Written problem: Extract the complete listing and output it unchanged.

Supplied data:
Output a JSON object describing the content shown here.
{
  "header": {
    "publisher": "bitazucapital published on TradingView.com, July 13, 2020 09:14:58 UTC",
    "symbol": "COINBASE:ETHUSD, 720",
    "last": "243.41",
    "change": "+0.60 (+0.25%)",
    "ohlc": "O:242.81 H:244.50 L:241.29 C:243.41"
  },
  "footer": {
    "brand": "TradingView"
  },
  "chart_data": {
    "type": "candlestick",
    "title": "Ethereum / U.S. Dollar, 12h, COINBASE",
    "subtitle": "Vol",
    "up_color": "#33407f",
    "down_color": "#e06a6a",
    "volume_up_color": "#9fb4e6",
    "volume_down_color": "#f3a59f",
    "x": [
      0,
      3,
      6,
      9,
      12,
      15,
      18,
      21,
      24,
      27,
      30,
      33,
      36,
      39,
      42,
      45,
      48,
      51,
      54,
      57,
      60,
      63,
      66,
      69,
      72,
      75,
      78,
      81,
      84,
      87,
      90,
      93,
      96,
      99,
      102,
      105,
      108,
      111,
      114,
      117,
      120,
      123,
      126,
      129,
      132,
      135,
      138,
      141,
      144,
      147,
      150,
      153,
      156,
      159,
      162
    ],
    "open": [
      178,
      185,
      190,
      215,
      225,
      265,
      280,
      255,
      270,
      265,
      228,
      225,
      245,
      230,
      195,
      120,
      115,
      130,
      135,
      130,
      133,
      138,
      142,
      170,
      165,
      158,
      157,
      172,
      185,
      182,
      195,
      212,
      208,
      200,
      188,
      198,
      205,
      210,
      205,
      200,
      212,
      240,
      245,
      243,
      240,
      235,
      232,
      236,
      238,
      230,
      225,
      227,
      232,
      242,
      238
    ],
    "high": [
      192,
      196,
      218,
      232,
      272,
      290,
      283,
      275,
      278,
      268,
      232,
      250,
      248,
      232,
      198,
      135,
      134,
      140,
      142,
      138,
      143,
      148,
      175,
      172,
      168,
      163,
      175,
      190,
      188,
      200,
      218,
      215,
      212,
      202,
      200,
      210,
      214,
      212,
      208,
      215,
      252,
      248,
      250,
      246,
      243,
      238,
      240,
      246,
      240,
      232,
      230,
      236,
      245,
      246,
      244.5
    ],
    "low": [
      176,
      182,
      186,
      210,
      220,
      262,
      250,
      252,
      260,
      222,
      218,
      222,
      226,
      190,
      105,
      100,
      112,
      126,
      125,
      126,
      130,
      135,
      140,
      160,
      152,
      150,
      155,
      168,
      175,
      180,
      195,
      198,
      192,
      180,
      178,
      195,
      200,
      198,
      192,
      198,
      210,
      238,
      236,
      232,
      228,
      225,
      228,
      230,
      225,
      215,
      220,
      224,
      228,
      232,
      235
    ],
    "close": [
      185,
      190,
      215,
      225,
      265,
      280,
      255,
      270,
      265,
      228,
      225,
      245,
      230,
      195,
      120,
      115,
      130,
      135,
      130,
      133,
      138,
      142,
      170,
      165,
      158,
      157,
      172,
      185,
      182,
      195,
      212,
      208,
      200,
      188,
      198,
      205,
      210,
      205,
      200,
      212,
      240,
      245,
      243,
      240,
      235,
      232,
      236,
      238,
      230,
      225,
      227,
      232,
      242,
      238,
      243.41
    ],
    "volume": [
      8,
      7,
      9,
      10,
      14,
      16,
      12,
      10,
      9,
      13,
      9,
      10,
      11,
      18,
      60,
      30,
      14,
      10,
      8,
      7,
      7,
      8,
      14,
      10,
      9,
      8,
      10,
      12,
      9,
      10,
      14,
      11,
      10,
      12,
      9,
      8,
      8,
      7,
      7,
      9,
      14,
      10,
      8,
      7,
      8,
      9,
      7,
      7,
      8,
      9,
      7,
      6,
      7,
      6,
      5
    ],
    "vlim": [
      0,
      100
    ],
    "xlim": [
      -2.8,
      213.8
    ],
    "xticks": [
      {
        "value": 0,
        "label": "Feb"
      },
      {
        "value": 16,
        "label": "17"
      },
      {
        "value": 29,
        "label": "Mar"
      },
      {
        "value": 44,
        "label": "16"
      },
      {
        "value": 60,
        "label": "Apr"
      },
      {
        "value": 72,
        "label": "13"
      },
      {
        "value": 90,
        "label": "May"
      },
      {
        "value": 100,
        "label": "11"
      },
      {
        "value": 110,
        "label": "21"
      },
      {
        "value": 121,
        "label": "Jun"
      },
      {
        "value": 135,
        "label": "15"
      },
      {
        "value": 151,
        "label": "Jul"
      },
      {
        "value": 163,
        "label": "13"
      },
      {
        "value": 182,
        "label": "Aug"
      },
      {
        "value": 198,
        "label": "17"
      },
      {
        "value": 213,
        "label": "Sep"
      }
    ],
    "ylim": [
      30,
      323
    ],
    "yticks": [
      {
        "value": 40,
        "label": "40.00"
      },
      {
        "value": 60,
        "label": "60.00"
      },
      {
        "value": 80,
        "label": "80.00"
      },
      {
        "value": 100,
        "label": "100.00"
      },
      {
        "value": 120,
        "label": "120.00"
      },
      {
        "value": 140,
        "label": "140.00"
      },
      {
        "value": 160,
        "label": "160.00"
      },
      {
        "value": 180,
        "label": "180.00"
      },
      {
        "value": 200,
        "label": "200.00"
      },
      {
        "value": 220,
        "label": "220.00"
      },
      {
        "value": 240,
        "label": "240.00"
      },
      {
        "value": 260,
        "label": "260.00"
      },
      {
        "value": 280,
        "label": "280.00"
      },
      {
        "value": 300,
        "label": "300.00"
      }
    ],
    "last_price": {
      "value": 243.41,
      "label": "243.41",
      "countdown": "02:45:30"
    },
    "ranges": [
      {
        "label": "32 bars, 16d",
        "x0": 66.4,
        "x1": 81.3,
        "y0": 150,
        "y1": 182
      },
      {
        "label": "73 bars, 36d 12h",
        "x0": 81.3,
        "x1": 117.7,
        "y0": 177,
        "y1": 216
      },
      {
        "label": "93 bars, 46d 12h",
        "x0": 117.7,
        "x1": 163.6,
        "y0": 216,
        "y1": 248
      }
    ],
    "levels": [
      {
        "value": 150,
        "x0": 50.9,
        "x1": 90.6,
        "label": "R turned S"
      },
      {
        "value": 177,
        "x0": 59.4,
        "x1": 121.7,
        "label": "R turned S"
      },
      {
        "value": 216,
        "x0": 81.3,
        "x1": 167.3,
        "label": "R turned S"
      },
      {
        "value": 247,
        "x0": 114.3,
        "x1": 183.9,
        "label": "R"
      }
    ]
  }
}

The output:
Output a JSON object describing the content shown here.
{
  "header": {
    "publisher": "bitazucapital published on TradingView.com, July 13, 2020 09:14:58 UTC",
    "symbol": "COINBASE:ETHUSD, 720",
    "last": "243.41",
    "change": "+0.60 (+0.25%)",
    "ohlc": "O:242.81 H:244.50 L:241.29 C:243.41"
  },
  "footer": {
    "brand": "TradingView"
  },
  "chart_data": {
    "type": "candlestick",
    "title": "Ethereum / U.S. Dollar, 12h, COINBASE",
    "subtitle": "Vol",
    "up_color": "#33407f",
    "down_color": "#e06a6a",
    "volume_up_color": "#9fb4e6",
    "volume_down_color": "#f3a59f",
    "x": [
      0,
      3,
      6,
      9,
      12,
      15,
      18,
      21,
      24,
      27,
      30,
      33,
      36,
      39,
      42,
      45,
      48,
      51,
      54,
      57,
      60,
      63,
      66,
      69,
      72,
      75,
      78,
      81,
      84,
      87,
      90,
      93,
      96,
      99,
      102,
      105,
      108,
      111,
      114,
      117,
      120,
      123,
      126,
      129,
      132,
      135,
      138,
      141,
      144,
      147,
      150,
      153,
      156,
      159,
      162
    ],
    "open": [
      178,
      185,
      190,
      215,
      225,
      265,
      280,
      255,
      270,
      265,
      228,
      225,
      245,
      230,
      195,
      120,
      115,
      130,
      135,
      130,
      133,
      138,
      142,
      170,
      165,
      158,
      157,
      172,
      185,
      182,
      195,
      212,
      208,
      200,
      188,
      198,
      205,
      210,
      205,
      200,
      212,
      240,
      245,
      243,
      240,
      235,
      232,
      236,
      238,
      230,
      225,
      227,
      232,
      242,
      238
    ],
    "high": [
      192,
      196,
      218,
      232,
      272,
      290,
      283,
      275,
      278,
      268,
      232,
      250,
      248,
      232,
      198,
      135,
      134,
      140,
      142,
      138,
      143,
      148,
      175,
      172,
      168,
      163,
      175,
      190,
      188,
      200,
      218,
      215,
      212,
      202,
      200,
      210,
      214,
      212,
      208,
      215,
      252,
      248,
      250,
      246,
      243,
      238,
      240,
      246,
      240,
      232,
      230,
      236,
      245,
      246,
      244.5
    ],
    "low": [
      176,
      182,
      186,
      210,
      220,
      262,
      250,
      252,
      260,
      222,
      218,
      222,
      226,
      190,
      105,
      100,
      112,
      126,
      125,
      126,
      130,
      135,
      140,
      160,
      152,
      150,
      155,
      168,
      175,
      180,
      195,
      198,
      192,
      180,
      178,
      195,
      200,
      198,
      192,
      198,
      210,
      238,
      236,
      232,
      228,
      225,
      228,
      230,
      225,
      215,
      220,
      224,
      228,
      232,
      235
    ],
    "close": [
      185,
      190,
      215,
      225,
      265,
      280,
      255,
      270,
      265,
      228,
      225,
      245,
      230,
      195,
      120,
      115,
      130,
      135,
      130,
      133,
      138,
      142,
      170,
      165,
      158,
      157,
      172,
      185,
      182,
      195,
      212,
      208,
      200,
      188,
      198,
      205,
      210,
      205,
      200,
      212,
      240,
      245,
      243,
      240,
      235,
      232,
      236,
      238,
      230,
      225,
      227,
      232,
      242,
      238,
      243.41
    ],
    "volume": [
      8,
      7,
      9,
      10,
      14,
      16,
      12,
      10,
      9,
      13,
      9,
      10,
      11,
      18,
      60,
      30,
      14,
      10,
      8,
      7,
      7,
      8,
      14,
      10,
      9,
      8,
      10,
      12,
      9,
      10,
      14,
      11,
      10,
      12,
      9,
      8,
      8,
      7,
      7,
      9,
      14,
      10,
      8,
      7,
      8,
      9,
      7,
      7,
      8,
      9,
      7,
      6,
      7,
      6,
      5
    ],
    "vlim": [
      0,
      100
    ],
    "xlim": [
      -2.8,
      213.8
    ],
    "xticks": [
      {
        "value": 0,
        "label": "Feb"
      },
      {
        "value": 16,
        "label": "17"
      },
      {
        "value": 29,
        "label": "Mar"
      },
      {
        "value": 44,
        "label": "16"
      },
      {
        "value": 60,
        "label": "Apr"
      },
      {
        "value": 72,
        "label": "13"
      },
      {
        "value": 90,
        "label": "May"
      },
      {
        "value": 100,
        "label": "11"
      },
      {
        "value": 110,
        "label": "21"
      },
      {
        "value": 121,
        "label": "Jun"
      },
      {
        "value": 135,
        "label": "15"
      },
      {
        "value": 151,
        "label": "Jul"
      },
      {
        "value": 163,
        "label": "13"
      },
      {
        "value": 182,
        "label": "Aug"
      },
      {
        "value": 198,
        "label": "17"
      },
      {
        "value": 213,
        "label": "Sep"
      }
    ],
    "ylim": [
      30,
      323
    ],
    "yticks": [
      {
        "value": 40,
        "label": "40.00"
      },
      {
        "value": 60,
        "label": "60.00"
      },
      {
        "value": 80,
        "label": "80.00"
      },
      {
        "value": 100,
        "label": "100.00"
      },
      {
        "value": 120,
        "label": "120.00"
      },
      {
        "value": 140,
        "label": "140.00"
      },
      {
        "value": 160,
        "label": "160.00"
      },
      {
        "value": 180,
        "label": "180.00"
      },
      {
        "value": 200,
        "label": "200.00"
      },
      {
        "value": 220,
        "label": "220.00"
      },
      {
        "value": 240,
        "label": "240.00"
      },
      {
        "value": 260,
        "label": "260.00"
      },
      {
        "value": 280,
        "label": "280.00"
      },
      {
        "value": 300,
        "label": "300.00"
      }
    ],
    "last_price": {
      "value": 243.41,
      "label": "243.41",
      "countdown": "02:45:30"
    },
    "ranges": [
      {
        "label": "32 bars, 16d",
        "x0": 66.4,
        "x1": 81.3,
        "y0": 150,
        "y1": 182
      },
      {
        "label": "73 bars, 36d 12h",
        "x0": 81.3,
        "x1": 117.7,
        "y0": 177,
        "y1": 216
      },
      {
        "label": "93 bars, 46d 12h",
        "x0": 117.7,
        "x1": 163.6,
        "y0": 216,
        "y1": 248
      }
    ],
    "levels": [
      {
        "value": 150,
        "x0": 50.9,
        "x1": 90.6,
        "label": "R turned S"
      },
      {
        "value": 177,
        "x0": 59.4,
        "x1": 121.7,
        "label": "R turned S"
      },
      {
        "value": 216,
        "x0": 81.3,
        "x1": 167.3,
        "label": "R turned S"
      },
      {
        "value": 247,
        "x0": 114.3,
        "x1": 183.9,
        "label": "R"
      }
    ]
  }
}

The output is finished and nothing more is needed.